-- Start --

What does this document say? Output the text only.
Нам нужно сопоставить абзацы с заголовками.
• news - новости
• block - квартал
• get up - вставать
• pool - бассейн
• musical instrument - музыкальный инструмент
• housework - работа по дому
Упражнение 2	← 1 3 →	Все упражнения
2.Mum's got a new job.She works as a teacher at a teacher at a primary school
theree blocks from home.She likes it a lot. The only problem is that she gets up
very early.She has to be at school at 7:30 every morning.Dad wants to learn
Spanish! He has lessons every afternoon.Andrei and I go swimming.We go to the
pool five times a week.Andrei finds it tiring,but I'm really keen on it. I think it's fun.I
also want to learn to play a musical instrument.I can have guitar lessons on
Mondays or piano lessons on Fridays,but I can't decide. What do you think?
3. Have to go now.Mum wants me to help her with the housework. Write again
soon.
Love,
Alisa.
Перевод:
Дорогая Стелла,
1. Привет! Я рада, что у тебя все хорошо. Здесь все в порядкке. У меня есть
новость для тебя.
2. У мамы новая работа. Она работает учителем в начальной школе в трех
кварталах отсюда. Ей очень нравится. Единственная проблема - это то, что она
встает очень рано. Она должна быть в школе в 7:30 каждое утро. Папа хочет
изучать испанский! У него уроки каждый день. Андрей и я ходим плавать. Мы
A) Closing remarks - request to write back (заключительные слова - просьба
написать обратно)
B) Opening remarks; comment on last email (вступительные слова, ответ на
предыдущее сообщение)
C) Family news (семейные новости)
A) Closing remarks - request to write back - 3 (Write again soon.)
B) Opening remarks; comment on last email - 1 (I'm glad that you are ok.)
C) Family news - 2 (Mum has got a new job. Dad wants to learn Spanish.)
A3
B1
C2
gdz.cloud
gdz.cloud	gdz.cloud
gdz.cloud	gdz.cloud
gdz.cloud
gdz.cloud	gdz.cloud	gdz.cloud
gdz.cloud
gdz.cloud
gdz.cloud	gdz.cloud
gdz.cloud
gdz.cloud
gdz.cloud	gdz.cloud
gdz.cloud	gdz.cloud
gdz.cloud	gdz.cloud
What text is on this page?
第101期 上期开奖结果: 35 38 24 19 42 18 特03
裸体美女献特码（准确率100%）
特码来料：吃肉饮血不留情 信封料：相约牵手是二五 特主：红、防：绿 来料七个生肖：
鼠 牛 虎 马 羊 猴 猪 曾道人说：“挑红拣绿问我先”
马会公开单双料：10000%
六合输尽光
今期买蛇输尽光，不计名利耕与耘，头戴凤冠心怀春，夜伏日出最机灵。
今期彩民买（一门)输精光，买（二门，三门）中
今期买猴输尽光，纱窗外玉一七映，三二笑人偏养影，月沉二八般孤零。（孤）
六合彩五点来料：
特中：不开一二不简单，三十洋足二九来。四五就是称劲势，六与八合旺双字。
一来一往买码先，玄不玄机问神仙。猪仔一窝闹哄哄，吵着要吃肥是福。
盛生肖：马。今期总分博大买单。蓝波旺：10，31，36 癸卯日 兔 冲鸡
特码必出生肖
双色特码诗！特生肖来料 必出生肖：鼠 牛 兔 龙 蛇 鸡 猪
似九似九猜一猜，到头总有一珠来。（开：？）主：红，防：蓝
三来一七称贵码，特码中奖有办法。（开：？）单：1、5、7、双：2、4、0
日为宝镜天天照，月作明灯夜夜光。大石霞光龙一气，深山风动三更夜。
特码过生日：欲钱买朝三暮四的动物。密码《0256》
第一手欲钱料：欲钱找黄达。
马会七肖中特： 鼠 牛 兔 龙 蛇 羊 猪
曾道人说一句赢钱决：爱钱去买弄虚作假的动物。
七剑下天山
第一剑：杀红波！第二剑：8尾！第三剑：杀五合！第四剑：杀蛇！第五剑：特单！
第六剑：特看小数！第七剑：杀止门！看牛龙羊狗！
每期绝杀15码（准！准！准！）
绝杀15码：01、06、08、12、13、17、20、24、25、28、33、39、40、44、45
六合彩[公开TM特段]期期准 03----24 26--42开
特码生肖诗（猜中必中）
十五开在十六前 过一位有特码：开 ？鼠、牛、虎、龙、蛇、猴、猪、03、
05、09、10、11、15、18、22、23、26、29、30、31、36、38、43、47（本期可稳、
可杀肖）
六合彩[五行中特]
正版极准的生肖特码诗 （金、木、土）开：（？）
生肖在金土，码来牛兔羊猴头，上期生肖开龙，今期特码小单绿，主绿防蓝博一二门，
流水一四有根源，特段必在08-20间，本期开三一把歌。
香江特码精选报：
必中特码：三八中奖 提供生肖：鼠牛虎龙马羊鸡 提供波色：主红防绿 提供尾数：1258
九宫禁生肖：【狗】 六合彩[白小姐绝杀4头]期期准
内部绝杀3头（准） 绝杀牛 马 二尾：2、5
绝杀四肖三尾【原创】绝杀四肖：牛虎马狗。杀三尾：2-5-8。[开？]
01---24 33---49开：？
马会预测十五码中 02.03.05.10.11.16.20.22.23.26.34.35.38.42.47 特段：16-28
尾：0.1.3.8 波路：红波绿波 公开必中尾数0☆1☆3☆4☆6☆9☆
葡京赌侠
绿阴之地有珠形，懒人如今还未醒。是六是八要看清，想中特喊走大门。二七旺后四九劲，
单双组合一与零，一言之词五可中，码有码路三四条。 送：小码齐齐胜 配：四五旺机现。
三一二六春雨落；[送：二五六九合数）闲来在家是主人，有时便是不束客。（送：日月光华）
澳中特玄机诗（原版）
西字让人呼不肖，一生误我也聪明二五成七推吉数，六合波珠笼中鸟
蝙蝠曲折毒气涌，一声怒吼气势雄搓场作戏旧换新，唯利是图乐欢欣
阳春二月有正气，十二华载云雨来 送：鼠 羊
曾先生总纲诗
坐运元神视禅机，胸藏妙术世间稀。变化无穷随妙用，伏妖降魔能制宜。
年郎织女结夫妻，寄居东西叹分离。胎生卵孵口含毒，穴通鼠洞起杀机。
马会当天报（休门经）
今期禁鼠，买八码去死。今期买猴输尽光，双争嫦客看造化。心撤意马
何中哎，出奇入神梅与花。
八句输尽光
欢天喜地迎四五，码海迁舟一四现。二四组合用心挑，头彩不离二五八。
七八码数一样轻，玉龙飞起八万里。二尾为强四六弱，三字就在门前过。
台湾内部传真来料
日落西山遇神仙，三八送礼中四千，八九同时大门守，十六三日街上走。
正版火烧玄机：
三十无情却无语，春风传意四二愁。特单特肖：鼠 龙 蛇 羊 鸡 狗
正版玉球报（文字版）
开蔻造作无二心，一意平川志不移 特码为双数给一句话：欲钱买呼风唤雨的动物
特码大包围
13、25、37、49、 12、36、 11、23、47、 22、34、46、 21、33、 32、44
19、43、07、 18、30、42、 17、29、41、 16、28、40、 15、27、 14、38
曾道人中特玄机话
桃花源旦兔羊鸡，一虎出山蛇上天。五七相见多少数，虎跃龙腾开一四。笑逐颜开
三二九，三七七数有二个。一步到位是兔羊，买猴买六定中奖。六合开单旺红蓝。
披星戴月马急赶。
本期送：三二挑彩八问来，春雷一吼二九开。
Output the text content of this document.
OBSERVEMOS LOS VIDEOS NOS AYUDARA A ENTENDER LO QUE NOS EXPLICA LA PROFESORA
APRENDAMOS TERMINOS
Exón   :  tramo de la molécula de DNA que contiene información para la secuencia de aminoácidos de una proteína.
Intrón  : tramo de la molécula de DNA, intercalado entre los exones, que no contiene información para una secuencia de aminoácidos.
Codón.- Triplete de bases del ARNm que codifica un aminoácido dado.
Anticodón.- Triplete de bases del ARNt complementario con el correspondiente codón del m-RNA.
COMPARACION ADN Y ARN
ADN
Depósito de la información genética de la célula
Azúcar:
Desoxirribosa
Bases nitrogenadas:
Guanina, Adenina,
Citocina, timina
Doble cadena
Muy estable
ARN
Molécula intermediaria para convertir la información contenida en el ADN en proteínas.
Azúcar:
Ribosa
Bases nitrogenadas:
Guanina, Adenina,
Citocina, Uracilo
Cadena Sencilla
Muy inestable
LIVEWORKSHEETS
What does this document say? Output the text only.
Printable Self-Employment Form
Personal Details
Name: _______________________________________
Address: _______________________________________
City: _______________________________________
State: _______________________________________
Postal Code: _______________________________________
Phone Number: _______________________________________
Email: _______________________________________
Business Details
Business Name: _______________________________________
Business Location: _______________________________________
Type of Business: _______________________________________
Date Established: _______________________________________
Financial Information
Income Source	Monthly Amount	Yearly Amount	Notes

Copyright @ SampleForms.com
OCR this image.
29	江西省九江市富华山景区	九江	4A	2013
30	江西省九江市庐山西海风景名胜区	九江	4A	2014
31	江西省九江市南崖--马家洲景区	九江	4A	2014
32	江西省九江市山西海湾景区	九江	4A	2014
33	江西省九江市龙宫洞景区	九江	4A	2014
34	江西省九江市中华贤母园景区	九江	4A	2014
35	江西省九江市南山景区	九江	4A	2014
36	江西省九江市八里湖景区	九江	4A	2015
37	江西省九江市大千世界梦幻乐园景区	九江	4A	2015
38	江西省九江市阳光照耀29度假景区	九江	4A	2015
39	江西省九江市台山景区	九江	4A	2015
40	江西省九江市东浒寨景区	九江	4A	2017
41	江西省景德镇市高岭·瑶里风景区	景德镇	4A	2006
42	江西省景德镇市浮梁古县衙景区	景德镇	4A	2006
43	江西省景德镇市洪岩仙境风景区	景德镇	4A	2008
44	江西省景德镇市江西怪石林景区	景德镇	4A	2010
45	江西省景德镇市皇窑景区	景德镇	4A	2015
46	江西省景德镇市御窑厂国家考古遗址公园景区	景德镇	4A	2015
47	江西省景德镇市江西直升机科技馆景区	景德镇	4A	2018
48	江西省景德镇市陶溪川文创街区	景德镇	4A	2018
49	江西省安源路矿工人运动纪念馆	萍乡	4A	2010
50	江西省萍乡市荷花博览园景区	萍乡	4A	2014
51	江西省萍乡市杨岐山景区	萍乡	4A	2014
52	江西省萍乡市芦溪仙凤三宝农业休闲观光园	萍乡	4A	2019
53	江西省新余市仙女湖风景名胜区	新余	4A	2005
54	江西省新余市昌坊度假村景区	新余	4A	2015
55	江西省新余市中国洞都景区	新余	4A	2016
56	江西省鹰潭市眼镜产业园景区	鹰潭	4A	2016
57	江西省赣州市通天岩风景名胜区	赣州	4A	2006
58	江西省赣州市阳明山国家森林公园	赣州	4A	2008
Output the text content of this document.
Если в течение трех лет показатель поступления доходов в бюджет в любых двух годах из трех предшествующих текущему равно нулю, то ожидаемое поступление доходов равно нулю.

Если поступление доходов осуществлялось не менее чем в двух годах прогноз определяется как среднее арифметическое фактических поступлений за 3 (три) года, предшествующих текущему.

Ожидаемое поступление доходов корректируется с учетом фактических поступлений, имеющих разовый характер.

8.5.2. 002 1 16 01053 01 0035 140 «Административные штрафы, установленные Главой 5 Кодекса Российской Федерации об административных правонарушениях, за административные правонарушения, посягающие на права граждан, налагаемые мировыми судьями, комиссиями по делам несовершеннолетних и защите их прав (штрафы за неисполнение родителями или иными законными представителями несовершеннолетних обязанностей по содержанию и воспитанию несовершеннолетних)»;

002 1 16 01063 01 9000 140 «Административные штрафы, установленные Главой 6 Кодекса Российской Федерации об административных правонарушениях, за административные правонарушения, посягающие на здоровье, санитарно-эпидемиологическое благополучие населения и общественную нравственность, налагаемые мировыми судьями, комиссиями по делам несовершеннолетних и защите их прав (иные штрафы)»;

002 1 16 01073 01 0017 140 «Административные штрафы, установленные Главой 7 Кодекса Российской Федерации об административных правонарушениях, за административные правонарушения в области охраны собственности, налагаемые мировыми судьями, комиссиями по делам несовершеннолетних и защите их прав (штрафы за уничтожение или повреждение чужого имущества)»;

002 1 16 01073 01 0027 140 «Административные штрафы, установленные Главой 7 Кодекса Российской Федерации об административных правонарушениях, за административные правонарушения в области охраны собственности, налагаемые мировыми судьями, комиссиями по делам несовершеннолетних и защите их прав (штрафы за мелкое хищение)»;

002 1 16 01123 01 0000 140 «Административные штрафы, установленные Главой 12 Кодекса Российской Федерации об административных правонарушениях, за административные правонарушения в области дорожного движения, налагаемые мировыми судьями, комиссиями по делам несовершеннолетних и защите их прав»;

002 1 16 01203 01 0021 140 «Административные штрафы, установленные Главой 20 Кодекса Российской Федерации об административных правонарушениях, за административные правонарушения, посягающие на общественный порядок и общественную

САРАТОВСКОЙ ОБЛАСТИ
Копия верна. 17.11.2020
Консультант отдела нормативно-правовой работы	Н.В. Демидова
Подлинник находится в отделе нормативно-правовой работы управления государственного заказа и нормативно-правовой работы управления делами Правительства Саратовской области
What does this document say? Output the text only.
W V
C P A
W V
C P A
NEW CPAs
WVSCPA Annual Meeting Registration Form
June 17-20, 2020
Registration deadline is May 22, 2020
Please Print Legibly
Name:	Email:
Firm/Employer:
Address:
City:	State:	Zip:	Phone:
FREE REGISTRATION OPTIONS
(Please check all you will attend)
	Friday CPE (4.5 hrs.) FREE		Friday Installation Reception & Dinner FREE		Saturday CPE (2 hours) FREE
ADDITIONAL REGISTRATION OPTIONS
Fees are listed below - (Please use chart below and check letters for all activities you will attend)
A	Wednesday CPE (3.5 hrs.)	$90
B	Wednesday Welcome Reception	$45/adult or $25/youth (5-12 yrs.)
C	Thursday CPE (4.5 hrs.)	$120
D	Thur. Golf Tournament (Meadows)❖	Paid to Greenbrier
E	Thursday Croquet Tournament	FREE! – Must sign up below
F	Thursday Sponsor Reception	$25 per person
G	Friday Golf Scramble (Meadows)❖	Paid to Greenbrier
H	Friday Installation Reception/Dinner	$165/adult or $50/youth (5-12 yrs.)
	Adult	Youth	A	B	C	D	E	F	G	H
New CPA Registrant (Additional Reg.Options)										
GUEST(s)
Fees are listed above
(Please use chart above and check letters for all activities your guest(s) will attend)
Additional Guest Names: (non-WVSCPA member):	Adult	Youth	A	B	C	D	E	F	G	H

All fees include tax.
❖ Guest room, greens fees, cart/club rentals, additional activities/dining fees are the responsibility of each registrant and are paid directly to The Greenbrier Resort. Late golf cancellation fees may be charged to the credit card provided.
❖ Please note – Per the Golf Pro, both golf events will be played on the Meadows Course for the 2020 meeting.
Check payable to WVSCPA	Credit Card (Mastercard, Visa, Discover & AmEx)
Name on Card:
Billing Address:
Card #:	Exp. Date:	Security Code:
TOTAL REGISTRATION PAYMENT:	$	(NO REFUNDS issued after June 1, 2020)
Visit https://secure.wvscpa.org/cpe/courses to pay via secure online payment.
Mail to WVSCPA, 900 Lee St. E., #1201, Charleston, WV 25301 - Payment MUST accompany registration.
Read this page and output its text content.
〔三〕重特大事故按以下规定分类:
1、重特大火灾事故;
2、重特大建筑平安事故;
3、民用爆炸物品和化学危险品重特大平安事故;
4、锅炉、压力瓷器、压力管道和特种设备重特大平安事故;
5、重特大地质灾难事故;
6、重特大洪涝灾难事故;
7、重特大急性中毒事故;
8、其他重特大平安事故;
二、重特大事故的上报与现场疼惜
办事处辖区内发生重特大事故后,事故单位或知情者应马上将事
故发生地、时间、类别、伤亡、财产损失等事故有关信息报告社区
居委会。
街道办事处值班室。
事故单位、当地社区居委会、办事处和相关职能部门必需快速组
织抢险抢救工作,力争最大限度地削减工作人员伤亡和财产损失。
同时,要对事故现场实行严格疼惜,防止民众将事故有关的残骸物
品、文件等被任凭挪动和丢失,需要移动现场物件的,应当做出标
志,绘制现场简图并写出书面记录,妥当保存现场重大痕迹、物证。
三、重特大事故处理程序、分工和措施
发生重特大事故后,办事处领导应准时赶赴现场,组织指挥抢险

-- End --

◆ Your goal:
Within the listing, how many lines hold the word "двух"? Only the number is to be given.

◆ Finished exercise:
2